> [Seitenauszug]:
------------------------------------------------------------------------

Aneignung und Gegenseitigkeit statt Enteignung - vom christlichen Umgang mit dem Alten Testament

ekir.de-Interview mit der Alttestamentlerin Michaela Geiger, Wuppertal/Bethel


Dr. Michaela Geiger; Foto: ekir.de

Sie ist die neue Juniorprofessorin für Altes Testament an der Kirchlichen Hochschule Wuppertal/Bethel: Prof. Dr. Michaela Geiger. Mitten in der Debatte über die Bedeutung des Alten Testaments ein ekir.de-Interview von Anna Neumann mit der Hochschullehrerin.

Warum gehört auch das Alte Testament zum Christentum?

Das Alte Testament gehört zum Christentum, weil es Jesu Bibel ist. Ohne das Alte Testament ist das Neue nicht zu verstehen. Viele alttestamentliche Texte werden im Neuen Testament vorausgesetzt, wie zum Beispiel die Schöpfungserzählungen. Andere werden im Neuen Testament aufgegriffen und für den eigenen Kontext neu gedeutet. Ein solcher Prozess des Weitererzählens und Umdeutens findet auch schon innerhalb des Alten Testaments statt. Er ist also nichts grundlegend Neues, sondern die Voraussetzung dafür, dass die Texte relevant und aktuell bleiben.

Ich frage vor dem Hintergrund der Thesen des Berliner Theologieprofessors Notger Slenczka, der von einer „Vereinnahmung“ des Alten Testaments spricht.

Für mich ist es nicht per se „Vereinnahmung“, wenn Christinnen und Christen das Alte Testament lesen. Mir ist die Unterscheidung zwischen „appropriation“ („Aneignung“/„Enteignung“) und „reciprocity“ („Gegenseitigkeit“) wichtig, die aus der womanistischen Theologie Schwarzer Frauen in den USA stammt. Enteignung wäre es, wenn Christinnen und Christen das Alte Testament ganz für sich beanspruchen und jüdischen Lesarten keine Geltung mehr beimessen – und im Extremfall jüdischer religiöser Praxis keinen Raum mehr geben. Eine christliche Aneignung des Alten Testaments dagegen, die von Gegenseitigkeit geprägt ist, nimmt jüdische Deutungen der Texte ernst und tritt in einen Dialog mit ihnen ein – im Wissen darum, dass all unsere Erkenntnis von Gott vorläufig ist. Als Menschen sind wir immer Suchende, Verletzliche, die auf die Solidarität anderer angewiesen sind. Darum bedeutet Gegenseitigkeit auch, sich füreinander einzusetzen, wo immer das nötig ist.

------------------------------------------------------------------------

> [Datensätze]:
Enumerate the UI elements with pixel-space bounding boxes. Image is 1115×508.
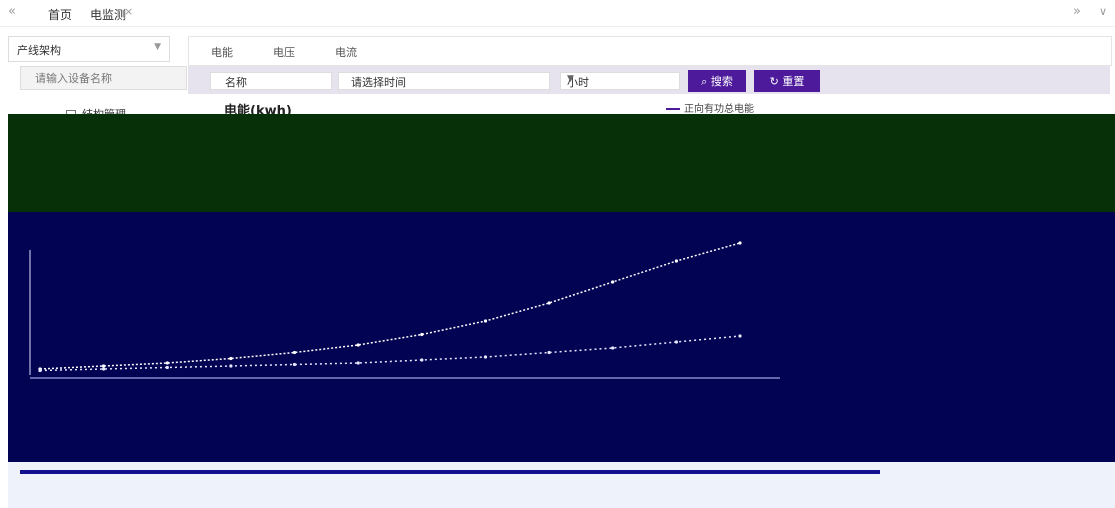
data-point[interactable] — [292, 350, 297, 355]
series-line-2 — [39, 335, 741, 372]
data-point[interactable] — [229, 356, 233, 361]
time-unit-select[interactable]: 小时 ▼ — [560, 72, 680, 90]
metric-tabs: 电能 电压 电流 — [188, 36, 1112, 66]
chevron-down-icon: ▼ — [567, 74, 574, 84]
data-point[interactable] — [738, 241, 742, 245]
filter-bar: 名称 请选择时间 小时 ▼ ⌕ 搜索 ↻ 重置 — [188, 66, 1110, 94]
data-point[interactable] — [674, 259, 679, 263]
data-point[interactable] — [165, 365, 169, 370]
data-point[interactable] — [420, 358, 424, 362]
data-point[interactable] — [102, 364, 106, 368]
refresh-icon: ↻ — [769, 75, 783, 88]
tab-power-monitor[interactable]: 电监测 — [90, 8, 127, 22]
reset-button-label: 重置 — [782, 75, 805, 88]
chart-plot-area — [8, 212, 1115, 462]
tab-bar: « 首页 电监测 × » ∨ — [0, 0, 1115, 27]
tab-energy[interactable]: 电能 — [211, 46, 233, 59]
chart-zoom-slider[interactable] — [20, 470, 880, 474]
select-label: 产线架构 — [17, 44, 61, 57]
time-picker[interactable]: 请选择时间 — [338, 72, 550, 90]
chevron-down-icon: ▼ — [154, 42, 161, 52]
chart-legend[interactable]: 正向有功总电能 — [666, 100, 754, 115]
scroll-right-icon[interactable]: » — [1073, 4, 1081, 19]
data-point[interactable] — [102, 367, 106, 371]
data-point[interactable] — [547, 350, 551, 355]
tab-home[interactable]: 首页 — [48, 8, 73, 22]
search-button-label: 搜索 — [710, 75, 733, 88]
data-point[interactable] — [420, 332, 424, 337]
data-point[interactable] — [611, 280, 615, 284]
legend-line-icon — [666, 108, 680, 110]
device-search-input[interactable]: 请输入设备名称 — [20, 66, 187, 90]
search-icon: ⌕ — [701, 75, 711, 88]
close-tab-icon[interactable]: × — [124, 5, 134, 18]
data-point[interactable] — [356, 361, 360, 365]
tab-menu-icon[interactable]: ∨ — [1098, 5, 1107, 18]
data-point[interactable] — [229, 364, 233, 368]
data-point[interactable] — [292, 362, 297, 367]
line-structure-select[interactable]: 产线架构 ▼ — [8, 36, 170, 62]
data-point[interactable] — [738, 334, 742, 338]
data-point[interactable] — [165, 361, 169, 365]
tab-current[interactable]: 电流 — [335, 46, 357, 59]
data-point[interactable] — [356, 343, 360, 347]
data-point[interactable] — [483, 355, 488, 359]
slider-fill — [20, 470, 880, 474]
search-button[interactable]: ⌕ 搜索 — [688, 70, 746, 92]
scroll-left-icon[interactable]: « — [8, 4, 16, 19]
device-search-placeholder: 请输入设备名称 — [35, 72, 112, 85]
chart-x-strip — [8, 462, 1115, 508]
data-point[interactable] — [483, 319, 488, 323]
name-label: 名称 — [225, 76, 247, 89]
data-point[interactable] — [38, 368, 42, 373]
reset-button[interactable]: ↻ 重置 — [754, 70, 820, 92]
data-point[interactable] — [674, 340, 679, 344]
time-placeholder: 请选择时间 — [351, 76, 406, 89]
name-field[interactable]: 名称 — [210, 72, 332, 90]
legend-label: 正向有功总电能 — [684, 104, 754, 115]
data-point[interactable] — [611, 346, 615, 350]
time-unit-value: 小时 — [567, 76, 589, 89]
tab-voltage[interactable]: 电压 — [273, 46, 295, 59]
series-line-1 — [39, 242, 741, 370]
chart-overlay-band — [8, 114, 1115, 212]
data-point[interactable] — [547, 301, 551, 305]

------------------------------------------------------------------------

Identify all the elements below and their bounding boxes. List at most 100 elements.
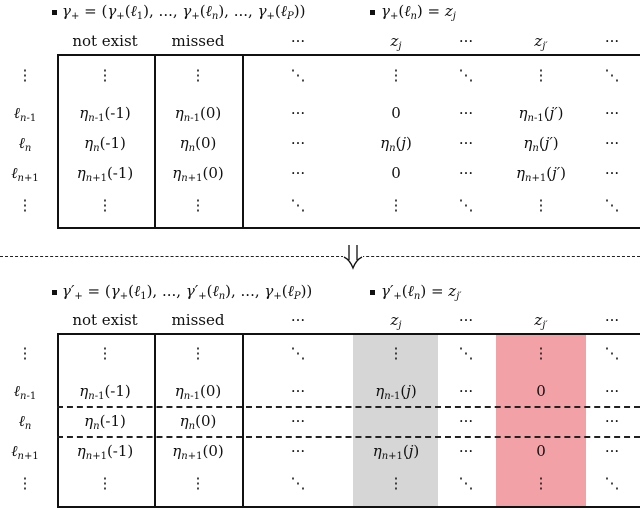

------------------------------------------------------------------------

> [Deine Aufgabe]:
Schreibe aus dem Interview über das Alte Testament den Abschnitt von „Aneignung und Gegenseitigkeit“ bis einschließlich „Testament zum Christentum?“ wortgetreu ab. Die Auflistung spielt hierfür keine Rolle.

> [Lösung]:
Aneignung und Gegenseitigkeit statt Enteignung - vom christlichen Umgang mit dem Alten Testament

ekir.de-Interview mit der Alttestamentlerin Michaela Geiger, Wuppertal/Bethel


Dr. Michaela Geiger; Foto: ekir.de

Sie ist die neue Juniorprofessorin für Altes Testament an der Kirchlichen Hochschule Wuppertal/Bethel: Prof. Dr. Michaela Geiger. Mitten in der Debatte über die Bedeutung des Alten Testaments ein ekir.de-Interview von Anna Neumann mit der Hochschullehrerin.

Warum gehört auch das Alte Testament zum Christentum?